* _EXERCISE INPUT_:
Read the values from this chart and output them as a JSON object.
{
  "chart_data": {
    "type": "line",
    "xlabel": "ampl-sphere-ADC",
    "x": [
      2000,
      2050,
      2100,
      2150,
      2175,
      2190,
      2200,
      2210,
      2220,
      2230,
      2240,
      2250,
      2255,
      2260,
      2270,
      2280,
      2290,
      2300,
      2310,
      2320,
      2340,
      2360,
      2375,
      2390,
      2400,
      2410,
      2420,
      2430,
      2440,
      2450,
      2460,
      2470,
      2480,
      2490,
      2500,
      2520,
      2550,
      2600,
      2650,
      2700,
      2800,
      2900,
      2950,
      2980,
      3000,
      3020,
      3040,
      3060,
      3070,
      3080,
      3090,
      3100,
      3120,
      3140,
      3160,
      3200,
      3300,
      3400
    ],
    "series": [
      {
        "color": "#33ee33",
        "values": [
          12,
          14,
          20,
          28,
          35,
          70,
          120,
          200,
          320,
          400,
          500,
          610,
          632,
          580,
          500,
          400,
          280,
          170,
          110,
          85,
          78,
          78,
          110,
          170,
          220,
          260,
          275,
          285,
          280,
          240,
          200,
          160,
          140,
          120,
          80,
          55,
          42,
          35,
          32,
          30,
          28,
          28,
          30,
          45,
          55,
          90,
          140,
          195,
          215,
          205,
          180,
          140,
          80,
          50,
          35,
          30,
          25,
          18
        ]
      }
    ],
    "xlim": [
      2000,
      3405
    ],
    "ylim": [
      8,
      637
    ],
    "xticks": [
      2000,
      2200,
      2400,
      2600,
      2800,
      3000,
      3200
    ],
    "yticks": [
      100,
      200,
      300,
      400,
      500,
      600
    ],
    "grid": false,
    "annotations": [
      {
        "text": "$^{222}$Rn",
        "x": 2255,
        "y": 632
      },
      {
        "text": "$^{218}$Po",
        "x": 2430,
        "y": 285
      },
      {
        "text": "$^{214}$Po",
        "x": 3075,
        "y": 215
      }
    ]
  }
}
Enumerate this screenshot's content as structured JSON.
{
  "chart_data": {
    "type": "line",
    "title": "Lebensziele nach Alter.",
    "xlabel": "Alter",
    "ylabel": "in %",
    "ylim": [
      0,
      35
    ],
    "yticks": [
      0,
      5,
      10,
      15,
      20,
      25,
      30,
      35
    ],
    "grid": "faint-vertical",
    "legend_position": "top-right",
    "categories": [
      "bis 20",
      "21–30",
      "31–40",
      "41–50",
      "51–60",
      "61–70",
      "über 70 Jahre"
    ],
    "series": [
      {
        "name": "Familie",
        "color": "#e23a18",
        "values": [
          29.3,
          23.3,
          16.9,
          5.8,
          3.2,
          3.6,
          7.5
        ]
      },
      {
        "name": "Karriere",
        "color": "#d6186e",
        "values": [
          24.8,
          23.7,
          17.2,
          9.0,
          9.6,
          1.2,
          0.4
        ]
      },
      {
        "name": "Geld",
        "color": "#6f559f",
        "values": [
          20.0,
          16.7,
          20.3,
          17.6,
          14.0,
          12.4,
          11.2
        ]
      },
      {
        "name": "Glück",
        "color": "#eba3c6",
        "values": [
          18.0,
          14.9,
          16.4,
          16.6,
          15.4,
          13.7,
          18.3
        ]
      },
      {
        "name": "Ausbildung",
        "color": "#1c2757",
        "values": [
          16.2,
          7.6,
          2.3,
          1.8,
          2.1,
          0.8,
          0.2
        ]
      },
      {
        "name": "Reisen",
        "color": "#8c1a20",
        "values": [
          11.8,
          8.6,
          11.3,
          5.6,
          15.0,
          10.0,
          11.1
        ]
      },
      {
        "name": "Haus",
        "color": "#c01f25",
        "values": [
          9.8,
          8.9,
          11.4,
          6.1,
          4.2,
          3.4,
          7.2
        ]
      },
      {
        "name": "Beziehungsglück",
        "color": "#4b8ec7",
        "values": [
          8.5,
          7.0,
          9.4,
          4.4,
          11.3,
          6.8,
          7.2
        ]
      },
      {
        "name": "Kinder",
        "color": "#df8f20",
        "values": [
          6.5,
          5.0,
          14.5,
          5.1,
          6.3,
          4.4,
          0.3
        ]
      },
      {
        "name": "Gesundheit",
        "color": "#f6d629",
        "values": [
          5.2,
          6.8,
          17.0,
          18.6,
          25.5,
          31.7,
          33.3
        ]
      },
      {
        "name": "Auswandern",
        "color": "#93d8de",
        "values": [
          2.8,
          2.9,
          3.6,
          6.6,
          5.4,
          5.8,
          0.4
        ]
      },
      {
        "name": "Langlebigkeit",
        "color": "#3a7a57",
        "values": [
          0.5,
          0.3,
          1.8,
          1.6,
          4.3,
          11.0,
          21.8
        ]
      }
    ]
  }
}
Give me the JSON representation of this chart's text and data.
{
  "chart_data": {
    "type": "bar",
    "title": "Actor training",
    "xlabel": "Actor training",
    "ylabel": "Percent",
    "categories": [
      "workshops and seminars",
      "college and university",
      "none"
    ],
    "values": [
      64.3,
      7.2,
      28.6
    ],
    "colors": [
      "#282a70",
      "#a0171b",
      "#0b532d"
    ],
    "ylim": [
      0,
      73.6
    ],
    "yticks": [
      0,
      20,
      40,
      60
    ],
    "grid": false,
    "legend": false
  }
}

* _WHAT THE EXERCISE ASKS_:
Only lines that contain the word "JSON" are wanted; copy each of them.

* _COMPLETE RESPONSE_:
Read the values from this chart and output them as a JSON object.
Enumerate this screenshot's content as structured JSON.
Give me the JSON representation of this chart's text and data.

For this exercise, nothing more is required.